Wednesday, April 22, 2009

People Pleasing

I am a people pleaser.  Period.  If I can't make all of the people happy all of the time, I go insane and usually go to extremes to fix what I probably couldn't do anything about anyway.  If someone doesn't like me, or something I did, I stew over it for hours.  Even if I don't know the person and even if I don't really like the person.  As a writer, I feel that this personality flaw makes an already uphill climb that much steeper.

I have the first four chapters of my novel posted on a web site for writers and readers who take a look at your work, offer critiques, and if they like it, place it on a virtual bookshelf.  All of this earns you a points standing that's supposed to get you the chance to receive an editorial review, but I've yet to see the benefit pay off for more than a couple of people out of literally thousands.

When I first posted the chapters a few months ago, I got some pretty harsh criticism.  Double ouch!  But-- I took the advice to heart and learned a lot.  I made several revisions and cuts making the end product MUCH BETTER. Since then, most of my critiques have been fairly sugar coated, giving me a needed self-esteem boost and something to smile about.

Task requirements:
a) Write out the part of the people-pleasing blog post that begins with the words containing "I have the first" and ends with "to smile about.".
b) Extend the people-pleasing blog post, picking up right after its last sentence.
You won't need the records for any of this.

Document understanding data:
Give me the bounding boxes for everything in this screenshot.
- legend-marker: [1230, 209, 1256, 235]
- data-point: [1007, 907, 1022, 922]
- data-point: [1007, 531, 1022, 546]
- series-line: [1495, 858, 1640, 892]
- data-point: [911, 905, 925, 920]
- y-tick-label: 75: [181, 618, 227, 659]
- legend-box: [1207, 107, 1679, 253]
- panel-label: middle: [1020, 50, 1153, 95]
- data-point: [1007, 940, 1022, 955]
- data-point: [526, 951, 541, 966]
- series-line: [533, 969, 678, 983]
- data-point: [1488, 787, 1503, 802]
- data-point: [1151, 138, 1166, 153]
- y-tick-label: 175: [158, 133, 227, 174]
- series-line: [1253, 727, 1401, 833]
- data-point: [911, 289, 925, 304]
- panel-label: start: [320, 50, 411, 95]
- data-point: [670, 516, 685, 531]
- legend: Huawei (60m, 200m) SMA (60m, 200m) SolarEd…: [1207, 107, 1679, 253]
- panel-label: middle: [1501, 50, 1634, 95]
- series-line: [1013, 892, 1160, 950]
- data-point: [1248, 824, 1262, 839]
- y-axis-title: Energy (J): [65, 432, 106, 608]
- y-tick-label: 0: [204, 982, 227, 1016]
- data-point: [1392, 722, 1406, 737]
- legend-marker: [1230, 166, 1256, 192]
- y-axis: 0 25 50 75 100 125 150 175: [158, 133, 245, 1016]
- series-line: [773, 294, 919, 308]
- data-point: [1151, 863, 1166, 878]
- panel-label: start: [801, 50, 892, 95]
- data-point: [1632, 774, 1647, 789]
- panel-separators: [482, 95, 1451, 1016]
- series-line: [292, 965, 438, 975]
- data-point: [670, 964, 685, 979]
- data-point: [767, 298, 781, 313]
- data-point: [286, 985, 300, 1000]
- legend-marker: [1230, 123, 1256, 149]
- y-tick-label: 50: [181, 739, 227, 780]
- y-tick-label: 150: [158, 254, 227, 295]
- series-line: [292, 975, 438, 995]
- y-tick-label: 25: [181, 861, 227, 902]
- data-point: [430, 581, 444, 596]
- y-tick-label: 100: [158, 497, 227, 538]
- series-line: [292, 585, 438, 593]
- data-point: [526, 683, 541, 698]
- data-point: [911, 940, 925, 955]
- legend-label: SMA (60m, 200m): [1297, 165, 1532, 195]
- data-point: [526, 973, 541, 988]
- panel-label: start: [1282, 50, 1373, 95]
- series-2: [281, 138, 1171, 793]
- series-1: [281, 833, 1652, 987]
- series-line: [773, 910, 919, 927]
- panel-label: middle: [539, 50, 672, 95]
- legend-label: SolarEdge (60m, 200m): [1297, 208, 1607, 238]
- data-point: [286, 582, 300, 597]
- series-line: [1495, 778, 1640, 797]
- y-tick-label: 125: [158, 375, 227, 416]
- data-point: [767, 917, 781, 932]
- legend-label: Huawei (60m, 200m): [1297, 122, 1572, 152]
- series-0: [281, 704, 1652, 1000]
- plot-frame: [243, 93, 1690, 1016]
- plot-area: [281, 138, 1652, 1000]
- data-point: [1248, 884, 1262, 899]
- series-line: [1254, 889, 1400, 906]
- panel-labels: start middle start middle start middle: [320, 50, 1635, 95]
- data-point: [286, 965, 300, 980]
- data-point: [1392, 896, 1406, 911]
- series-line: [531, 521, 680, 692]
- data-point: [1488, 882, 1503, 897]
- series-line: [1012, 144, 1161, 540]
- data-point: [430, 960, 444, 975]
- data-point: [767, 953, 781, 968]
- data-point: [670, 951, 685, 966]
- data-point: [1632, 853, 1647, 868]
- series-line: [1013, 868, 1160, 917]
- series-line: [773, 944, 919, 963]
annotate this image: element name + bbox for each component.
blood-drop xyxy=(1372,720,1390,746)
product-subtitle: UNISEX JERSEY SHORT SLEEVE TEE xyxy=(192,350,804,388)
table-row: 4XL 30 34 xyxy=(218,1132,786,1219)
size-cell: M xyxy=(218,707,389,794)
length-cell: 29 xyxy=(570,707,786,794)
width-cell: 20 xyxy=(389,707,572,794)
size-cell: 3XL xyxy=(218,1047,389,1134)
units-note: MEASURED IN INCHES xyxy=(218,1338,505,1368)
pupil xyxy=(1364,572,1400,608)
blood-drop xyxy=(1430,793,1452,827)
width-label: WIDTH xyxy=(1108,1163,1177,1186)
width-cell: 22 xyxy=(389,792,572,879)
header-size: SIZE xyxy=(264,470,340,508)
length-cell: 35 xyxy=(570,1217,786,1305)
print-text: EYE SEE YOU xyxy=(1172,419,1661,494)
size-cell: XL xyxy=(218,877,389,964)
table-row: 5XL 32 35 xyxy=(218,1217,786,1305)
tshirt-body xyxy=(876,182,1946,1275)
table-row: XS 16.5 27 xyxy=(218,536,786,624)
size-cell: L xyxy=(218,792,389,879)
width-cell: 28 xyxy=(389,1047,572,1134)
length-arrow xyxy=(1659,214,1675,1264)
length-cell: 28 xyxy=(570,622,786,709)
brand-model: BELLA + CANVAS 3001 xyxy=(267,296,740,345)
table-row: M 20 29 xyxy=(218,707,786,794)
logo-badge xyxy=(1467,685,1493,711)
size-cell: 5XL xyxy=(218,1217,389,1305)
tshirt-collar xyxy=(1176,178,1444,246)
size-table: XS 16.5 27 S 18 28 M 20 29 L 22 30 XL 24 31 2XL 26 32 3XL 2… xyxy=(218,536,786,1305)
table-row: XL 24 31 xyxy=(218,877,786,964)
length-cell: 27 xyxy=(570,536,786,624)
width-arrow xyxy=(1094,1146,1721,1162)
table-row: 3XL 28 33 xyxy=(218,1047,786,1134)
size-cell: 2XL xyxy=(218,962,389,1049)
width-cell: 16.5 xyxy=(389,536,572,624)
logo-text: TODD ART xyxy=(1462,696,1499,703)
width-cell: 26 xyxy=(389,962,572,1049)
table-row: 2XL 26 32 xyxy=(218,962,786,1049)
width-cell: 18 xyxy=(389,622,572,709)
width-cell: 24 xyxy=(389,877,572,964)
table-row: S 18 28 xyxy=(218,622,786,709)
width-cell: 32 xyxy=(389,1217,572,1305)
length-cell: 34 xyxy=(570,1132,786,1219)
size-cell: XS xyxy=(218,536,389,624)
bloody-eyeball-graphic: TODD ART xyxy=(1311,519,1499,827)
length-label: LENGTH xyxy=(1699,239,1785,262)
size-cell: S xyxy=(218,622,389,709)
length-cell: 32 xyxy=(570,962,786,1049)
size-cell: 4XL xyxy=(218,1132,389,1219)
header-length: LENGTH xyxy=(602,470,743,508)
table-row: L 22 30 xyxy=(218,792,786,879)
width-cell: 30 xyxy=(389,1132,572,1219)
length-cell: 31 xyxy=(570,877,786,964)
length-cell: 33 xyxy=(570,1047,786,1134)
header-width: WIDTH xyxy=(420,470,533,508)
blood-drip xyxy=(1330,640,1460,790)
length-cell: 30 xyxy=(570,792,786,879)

Activity answers:
a)
I have the first four chapters of my novel posted on a web site for writers and readers who take a look at your work, offer critiques, and if they like it, place it on a virtual bookshelf.  All of this earns you a points standing that's supposed to get you the chance to receive an editorial review, but I've yet to see the benefit pay off for more than a couple of people out of literally thousands.

When I first posted the chapters a few months ago, I got some pretty harsh criticism.  Double ouch!  But-- I took the advice to heart and learned a lot.  I made several revisions and cuts making the end product MUCH BETTER. Since then, most of my critiques have been fairly sugar coated, giving me a needed self-esteem boost and something to smile about.

b)
Last night, my bubble was burst.  The writer that critiqued me offered not much more than a couple of sentences that amounted to:  'Your first chapter is boring and you're never going to hook a reader.'  Well, being that I'm a moody, broody writer with a lot of angst, I snapped into depression mode faster than you can say Anne Rice.  I have a full submission of my MS out right now so you can imagine how I began to panic and second-guess myself.  Even the positive feedback that I'd received wasn't doing anything for me.  Those people who loved my first chapter had to have been lying.  Maybe they didn't even actually read it?  Maybe they just wanted me to give a reciprocal read?  Argh!  I suck!

After my personal pity party (that thankfully no one was home to see) rational thoughts began to resurface.  One, the reviewer was not my target audience. Two, I HAVE had a lot of positive feedback and there's no reason to believe that a perfect stranger would have any reason to lie. Three, YOU CAN'T PLEASE EVERYONE!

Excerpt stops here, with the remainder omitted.